## Given task
Extract the complete data exactly as given.

* BEGIN Dataset entries *

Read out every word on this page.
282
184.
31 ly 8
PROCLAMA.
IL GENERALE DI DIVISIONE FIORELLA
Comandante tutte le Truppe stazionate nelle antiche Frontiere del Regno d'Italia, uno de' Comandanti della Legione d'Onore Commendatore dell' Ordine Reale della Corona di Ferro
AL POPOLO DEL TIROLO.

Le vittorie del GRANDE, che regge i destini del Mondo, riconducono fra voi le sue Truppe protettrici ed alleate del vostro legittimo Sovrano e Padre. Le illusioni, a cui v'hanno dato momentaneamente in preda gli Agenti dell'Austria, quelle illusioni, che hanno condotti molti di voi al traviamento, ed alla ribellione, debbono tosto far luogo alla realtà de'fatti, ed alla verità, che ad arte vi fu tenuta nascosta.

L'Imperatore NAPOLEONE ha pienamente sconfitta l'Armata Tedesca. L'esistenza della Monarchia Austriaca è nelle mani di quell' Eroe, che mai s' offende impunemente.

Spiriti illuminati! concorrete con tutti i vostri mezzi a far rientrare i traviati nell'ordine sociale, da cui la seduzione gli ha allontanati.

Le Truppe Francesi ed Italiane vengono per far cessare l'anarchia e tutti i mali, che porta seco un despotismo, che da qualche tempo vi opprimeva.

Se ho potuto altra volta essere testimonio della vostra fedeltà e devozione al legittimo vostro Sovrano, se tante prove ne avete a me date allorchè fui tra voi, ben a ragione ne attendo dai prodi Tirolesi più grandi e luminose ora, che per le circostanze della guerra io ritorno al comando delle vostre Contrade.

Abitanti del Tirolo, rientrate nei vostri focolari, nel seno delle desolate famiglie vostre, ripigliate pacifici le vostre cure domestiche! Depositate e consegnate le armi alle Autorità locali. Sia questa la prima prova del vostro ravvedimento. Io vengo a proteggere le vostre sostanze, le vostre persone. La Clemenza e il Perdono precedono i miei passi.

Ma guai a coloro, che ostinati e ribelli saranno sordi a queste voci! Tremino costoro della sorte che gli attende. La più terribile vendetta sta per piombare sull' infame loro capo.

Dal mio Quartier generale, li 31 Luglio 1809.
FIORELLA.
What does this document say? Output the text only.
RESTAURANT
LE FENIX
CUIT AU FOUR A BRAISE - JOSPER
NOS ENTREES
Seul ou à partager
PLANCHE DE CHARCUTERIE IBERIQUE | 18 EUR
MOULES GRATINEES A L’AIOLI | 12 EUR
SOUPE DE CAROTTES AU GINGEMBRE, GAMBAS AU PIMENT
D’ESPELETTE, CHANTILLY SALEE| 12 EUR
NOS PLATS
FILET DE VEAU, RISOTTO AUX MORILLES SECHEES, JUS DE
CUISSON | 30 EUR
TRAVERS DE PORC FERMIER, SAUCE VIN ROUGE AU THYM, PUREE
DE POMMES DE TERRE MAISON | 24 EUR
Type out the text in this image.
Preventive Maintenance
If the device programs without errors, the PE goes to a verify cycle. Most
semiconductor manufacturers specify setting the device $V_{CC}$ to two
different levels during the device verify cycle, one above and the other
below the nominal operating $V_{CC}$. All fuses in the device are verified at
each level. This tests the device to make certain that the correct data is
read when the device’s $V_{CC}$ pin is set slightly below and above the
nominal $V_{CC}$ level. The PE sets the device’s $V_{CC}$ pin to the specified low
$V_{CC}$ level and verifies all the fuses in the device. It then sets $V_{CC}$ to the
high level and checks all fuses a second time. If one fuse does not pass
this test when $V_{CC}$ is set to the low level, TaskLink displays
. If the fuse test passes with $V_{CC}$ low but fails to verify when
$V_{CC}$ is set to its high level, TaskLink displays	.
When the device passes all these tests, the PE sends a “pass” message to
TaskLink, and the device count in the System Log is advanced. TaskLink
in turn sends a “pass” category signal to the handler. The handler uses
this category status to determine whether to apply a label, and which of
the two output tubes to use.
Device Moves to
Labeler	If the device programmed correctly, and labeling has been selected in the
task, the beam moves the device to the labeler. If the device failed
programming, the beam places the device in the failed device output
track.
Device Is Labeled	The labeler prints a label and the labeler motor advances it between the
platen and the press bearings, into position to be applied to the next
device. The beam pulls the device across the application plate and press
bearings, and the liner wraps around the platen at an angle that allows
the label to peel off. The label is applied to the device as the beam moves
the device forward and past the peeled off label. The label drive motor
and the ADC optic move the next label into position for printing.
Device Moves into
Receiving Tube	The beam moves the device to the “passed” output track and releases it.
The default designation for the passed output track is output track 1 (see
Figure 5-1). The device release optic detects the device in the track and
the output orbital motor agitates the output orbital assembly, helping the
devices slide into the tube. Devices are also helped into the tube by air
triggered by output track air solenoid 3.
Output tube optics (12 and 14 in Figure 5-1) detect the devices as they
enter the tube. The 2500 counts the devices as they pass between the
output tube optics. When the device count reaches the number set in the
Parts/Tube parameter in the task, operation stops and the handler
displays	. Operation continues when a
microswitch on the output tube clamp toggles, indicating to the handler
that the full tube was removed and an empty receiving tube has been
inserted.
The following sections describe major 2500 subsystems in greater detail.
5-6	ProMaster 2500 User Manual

* END Dataset entries *

## Task result
Read out every word on this page.
282
184.
31 ly 8
PROCLAMA.
IL GENERALE DI DIVISIONE FIORELLA
Comandante tutte le Truppe stazionate nelle antiche Frontiere del Regno d'Italia, uno de' Comandanti della Legione d'Onore Commendatore dell' Ordine Reale della Corona di Ferro
AL POPOLO DEL TIROLO.

Le vittorie del GRANDE, che regge i destini del Mondo, riconducono fra voi le sue Truppe protettrici ed alleate del vostro legittimo Sovrano e Padre. Le illusioni, a cui v'hanno dato momentaneamente in preda gli Agenti dell'Austria, quelle illusioni, che hanno condotti molti di voi al traviamento, ed alla ribellione, debbono tosto far luogo alla realtà de'fatti, ed alla verità, che ad arte vi fu tenuta nascosta.

L'Imperatore NAPOLEONE ha pienamente sconfitta l'Armata Tedesca. L'esistenza della Monarchia Austriaca è nelle mani di quell' Eroe, che mai s' offende impunemente.

Spiriti illuminati! concorrete con tutti i vostri mezzi a far rientrare i traviati nell'ordine sociale, da cui la seduzione gli ha allontanati.

Le Truppe Francesi ed Italiane vengono per far cessare l'anarchia e tutti i mali, che porta seco un despotismo, che da qualche tempo vi opprimeva.

Se ho potuto altra volta essere testimonio della vostra fedeltà e devozione al legittimo vostro Sovrano, se tante prove ne avete a me date allorchè fui tra voi, ben a ragione ne attendo dai prodi Tirolesi più grandi e luminose ora, che per le circostanze della guerra io ritorno al comando delle vostre Contrade.

Abitanti del Tirolo, rientrate nei vostri focolari, nel seno delle desolate famiglie vostre, ripigliate pacifici le vostre cure domestiche! Depositate e consegnate le armi alle Autorità locali. Sia questa la prima prova del vostro ravvedimento. Io vengo a proteggere le vostre sostanze, le vostre persone. La Clemenza e il Perdono precedono i miei passi.

Ma guai a coloro, che ostinati e ribelli saranno sordi a queste voci! Tremino costoro della sorte che gli attende. La più terribile vendetta sta per piombare sull' infame loro capo.

Dal mio Quartier generale, li 31 Luglio 1809.
FIORELLA.
What does this document say? Output the text only.
RESTAURANT
LE FENIX
CUIT AU FOUR A BRAISE - JOSPER
NOS ENTREES
Seul ou à partager
PLANCHE DE CHARCUTERIE IBERIQUE | 18 EUR
MOULES GRATINEES A L’AIOLI | 12 EUR
SOUPE DE CAROTTES AU GINGEMBRE, GAMBAS AU PIMENT
D’ESPELETTE, CHANTILLY SALEE| 12 EUR
NOS PLATS
FILET DE VEAU, RISOTTO AUX MORILLES SECHEES, JUS DE
CUISSON | 30 EUR
TRAVERS DE PORC FERMIER, SAUCE VIN ROUGE AU THYM, PUREE
DE POMMES DE TERRE MAISON | 24 EUR
Type out the text in this image.
Preventive Maintenance
If the device programs without errors, the PE goes to a verify cycle. Most
semiconductor manufacturers specify setting the device $V_{CC}$ to two
different levels during the device verify cycle, one above and the other
below the nominal operating $V_{CC}$. All fuses in the device are verified at
each level. This tests the device to make certain that the correct data is
read when the device’s $V_{CC}$ pin is set slightly below and above the
nominal $V_{CC}$ level. The PE sets the device’s $V_{CC}$ pin to the specified low
$V_{CC}$ level and verifies all the fuses in the device. It then sets $V_{CC}$ to the
high level and checks all fuses a second time. If one fuse does not pass
this test when $V_{CC}$ is set to the low level, TaskLink displays
. If the fuse test passes with $V_{CC}$ low but fails to verify when
$V_{CC}$ is set to its high level, TaskLink displays	.
When the device passes all these tests, the PE sends a “pass” message to
TaskLink, and the device count in the System Log is advanced. TaskLink
in turn sends a “pass” category signal to the handler. The handler uses
this category status to determine whether to apply a label, and which of
the two output tubes to use.
Device Moves to
Labeler	If the device programmed correctly, and labeling has been selected in the
task, the beam moves the device to the labeler. If the device failed
programming, the beam places the device in the failed device output
track.
Device Is Labeled	The labeler prints a label and the labeler motor advances it between the
platen and the press bearings, into position to be applied to the next
device. The beam pulls the device across the application plate and press
bearings, and the liner wraps around the platen at an angle that allows
the label to peel off. The label is applied to the device as the beam moves
the device forward and past the peeled off label. The label drive motor
and the ADC optic move the next label into position for printing.
Device Moves into
Receiving Tube	The beam moves the device to the “passed” output track and releases it.
The default designation for the passed output track is output track 1 (see
Figure 5-1). The device release optic detects the device in the track and
the output orbital motor agitates the output orbital assembly, helping the
devices slide into the tube. Devices are also helped into the tube by air
triggered by output track air solenoid 3.
Output tube optics (12 and 14 in Figure 5-1) detect the devices as they
enter the tube. The 2500 counts the devices as they pass between the
output tube optics. When the device count reaches the number set in the
Parts/Tube parameter in the task, operation stops and the handler
displays	. Operation continues when a
microswitch on the output tube clamp toggles, indicating to the handler
that the full tube was removed and an empty receiving tube has been
inserted.
The following sections describe major 2500 subsystems in greater detail.
5-6	ProMaster 2500 User Manual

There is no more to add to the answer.